Successful Product Management is All About Collaboration

Great product management teams have more than technical skills. They’re great collaborators that can forge bonds with their teammates and customers.

Perspectives
December 23, 2020
Image of Anastasia Fullerton
Anastasia Fullerton
Senior Product Marketing Manager
Successful Product Management is All About Collaboration

Many people think technical knowledge is the most important quality in a product management team. That’s what I thought when I got into product management with a background in engineering.

In the five years I’ve spent at Amplitude, I’ve worked with hundreds of product development teams. What I’ve learned from them is that technical insight alone won’t make them or their product great. Product managers have to extend beyond just their role and create a cohesive product development team (as well as follow these product management best practices).

Element box listing:
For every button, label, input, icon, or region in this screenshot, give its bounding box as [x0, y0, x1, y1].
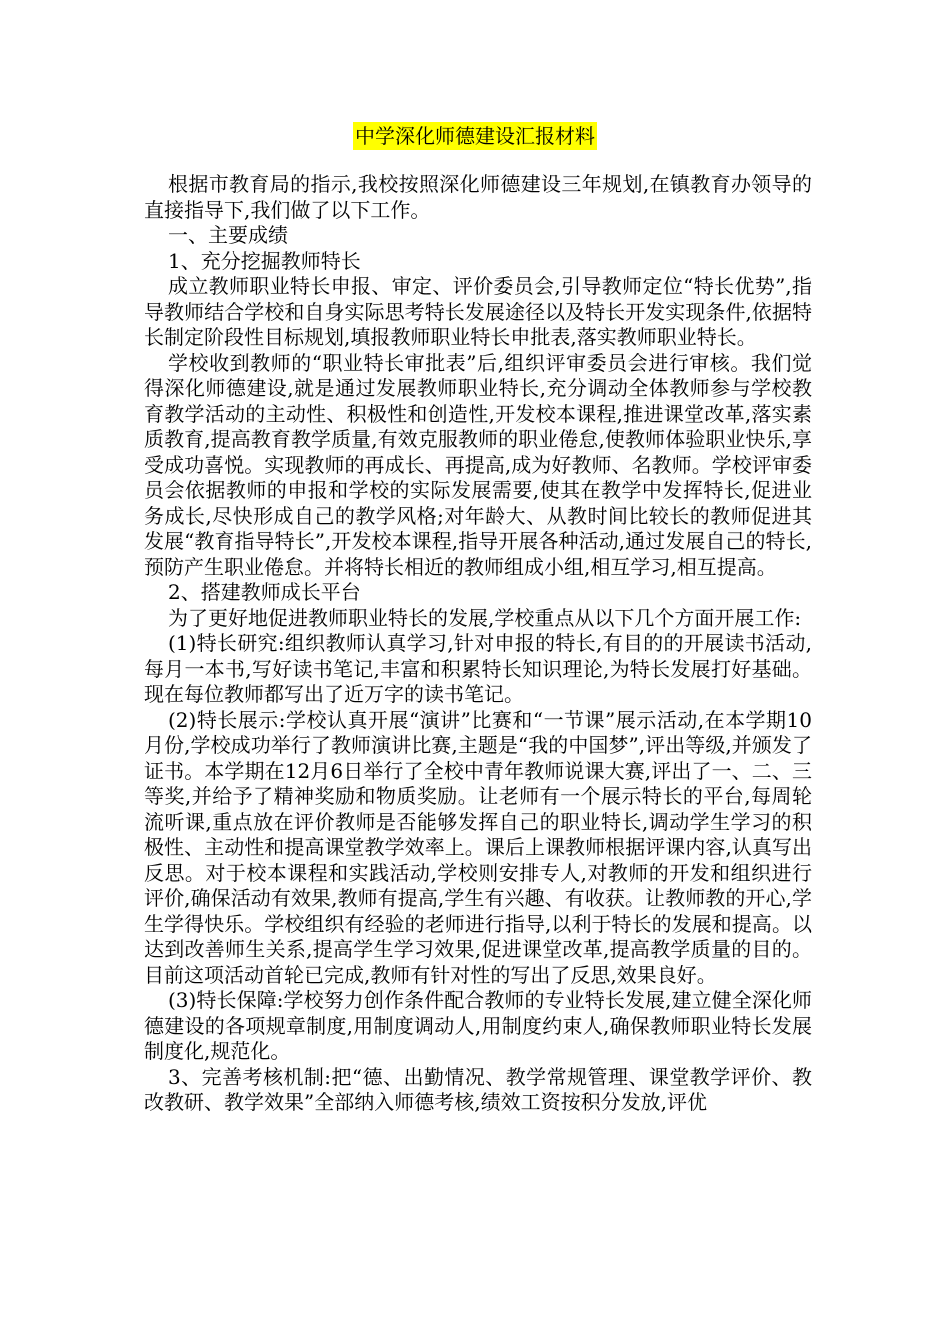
paragraph-assessment-mechanism: 3、完善考核机制:把“德、出勤情况、教学常规管理、课堂教学评价、教改教研、教学效果”全部纳入师德考核,绩效工资按积分发放,评优 — [144, 1064, 812, 1114]
title-container — [0, 122, 950, 150]
paragraph-specialty-research: (1)特长研究:组织教师认真学习,针对申报的特长,有目的的开展读书活动,每月一本书,写好读书笔记,丰富和积累特长知识理论,为特长发展打好基础。现在每位教师都写出了近万字的读书笔记。 — [144, 631, 812, 706]
paragraph-review: 学校收到教师的“职业特长审批表”后,组织评审委员会进行审核。我们觉得深化师德建设,就是通过发展教师职业特长,充分调动全体教师参与学校教育教学活动的主动性、积极性和创造性,开发校本课程,推进课堂改革,落实素质教育,提高教育教学质量,有效克服教师的职业倦怠,使教师体验职业快乐,享受成功喜悦。实现教师的再成长、再提高,成为好教师、名教师。学校评审委员会依据教师的申报和学校的实际发展需要,使其在教学中发挥特长,促进业务成长,尽快形成自己的教学风格;对年龄大、从教时间比较长的教师促进其发展“教育指导特长”,开发校本课程,指导开展各种活动,通过发展自己的特长,预防产生职业倦怠。并将特长相近的教师组成小组,相互学习,相互提高。 — [144, 350, 812, 579]
paragraph-committee: 成立教师职业特长申报、审定、评价委员会,引导教师定位“特长优势”,指导教师结合学校和自身实际思考特长发展途径以及特长开发实现条件,依据特长制定阶段性目标规划,填报教师职业特长申批表,落实教师职业特长。 — [144, 274, 812, 349]
paragraph-specialty-showcase: (2)特长展示:学校认真开展“演讲”比赛和“一节课”展示活动,在本学期10月份,学校成功举行了教师演讲比赛,主题是“我的中国梦”,评出等级,并颁发了证书。本学期在12月6日举行了全校中青年教师说课大赛,评出了一、二、三等奖,并给予了精神奖励和物质奖励。让老师有一个展示特长的平台,每周轮流听课,重点放在评价教师是否能够发挥自己的职业特长,调动学生学习的积极性、主动性和提高课堂教学效率上。课后上课教师根据评课内容,认真写出反思。对于校本课程和实践活动,学校则安排专人,对教师的开发和组织进行评价,确保活动有效果,教师有提高,学生有兴趣、有收获。让教师教的开心,学生学得快乐。学校组织有经验的老师进行指导,以利于特长的发展和提高。以达到改善师生关系,提高学生学习效果,促进课堂改革,提高教学质量的目的。目前这项活动首轮已完成,教师有针对性的写出了反思,效果良好。 — [144, 707, 812, 987]
paragraph-specialty-guarantee: (3)特长保障:学校努力创作条件配合教师的专业特长发展,建立健全深化师德建设的各项规章制度,用制度调动人,用制度约束人,确保教师职业特长发展制度化,规范化。 — [144, 988, 812, 1063]
paragraph-intro: 根据市教育局的指示,我校按照深化师德建设三年规划,在镇教育办领导的直接指导下,我们做了以下工作。 — [144, 172, 812, 222]
document-body — [144, 172, 812, 1116]
paragraph-platform-intro: 为了更好地促进教师职业特长的发展,学校重点从以下几个方面开展工作: — [168, 605, 802, 630]
subheading-teacher-specialties: 1、充分挖掘教师特长 — [168, 248, 361, 273]
subheading-growth-platform: 2、搭建教师成长平台 — [168, 580, 361, 604]
heading-main-achievements: 一、主要成绩 — [168, 223, 288, 247]
document-title: 中学深化师德建设汇报材料 — [355, 124, 595, 148]
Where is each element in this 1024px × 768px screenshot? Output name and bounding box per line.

Work instructions:
• A. Update the product management article, starting at "Great product management" and ending at "management best practices).", with "teammates" changed to "colleagues".
• B. Answer these questions using the product management article:
(i) How many years has the author spent at Amplitude?
(ii) What background did the author have when starting out in product management?
(iii) What job title is listed under the author's name?
• C. Can you resume the product management article after its final sentence?

Responses:
• A.
Great product management teams have more than technical skills. They’re great collaborators that can forge bonds with their colleagues and customers.

Perspectives
December 23, 2020
Image of Anastasia Fullerton
Anastasia Fullerton
Senior Product Marketing Manager
Successful Product Management is All About Collaboration

Many people think technical knowledge is the most important quality in a product management team. That’s what I thought when I got into product management with a background in engineering.

In the five years I’ve spent at Amplitude, I’ve worked with hundreds of product development teams. What I’ve learned from them is that technical insight alone won’t make them or their product great. Product managers have to extend beyond just their role and create a cohesive product development team (as well as follow these product management best practices).

• B.
(i) Five years.
(ii) Engineering.
(iii) Senior Product Marketing Manager.

• C.
In the past few years, the tech industry has over indexed on technical skills and neglected the soft skills required for excellent product development. Collaboration and customer empathy, in particular, are fundamental. Your product is unlikely to be successful if your org can’t leverage your team’s different personalities and perspective. Your product is unlikely to be liked if you can’t put yourself in your customers’ shoes.

For that reason, collaborative skills are not just critical in product management—they’re just as important, if not more so, than technical skills. Collaboration isn’t just key in getting the best performance out of your product development team; it’s also vital to “closing the loop” and delivering a product that meets the users’ needs. Going further still, collaboration relies on empathy, and being empathetic to your customers is essential to building strong relationships that can scale and endure over time.

Get Buy-In and Diversity of Perspective from Stakeholders

Product development is all about maximizing stakeholder relationships. Your stakeholders are the people in and outside of your company who have a role in shaping your product and making it the best it can be. Stakeholders can include designers, engineers, analysts, product marketers, and the customers themselves.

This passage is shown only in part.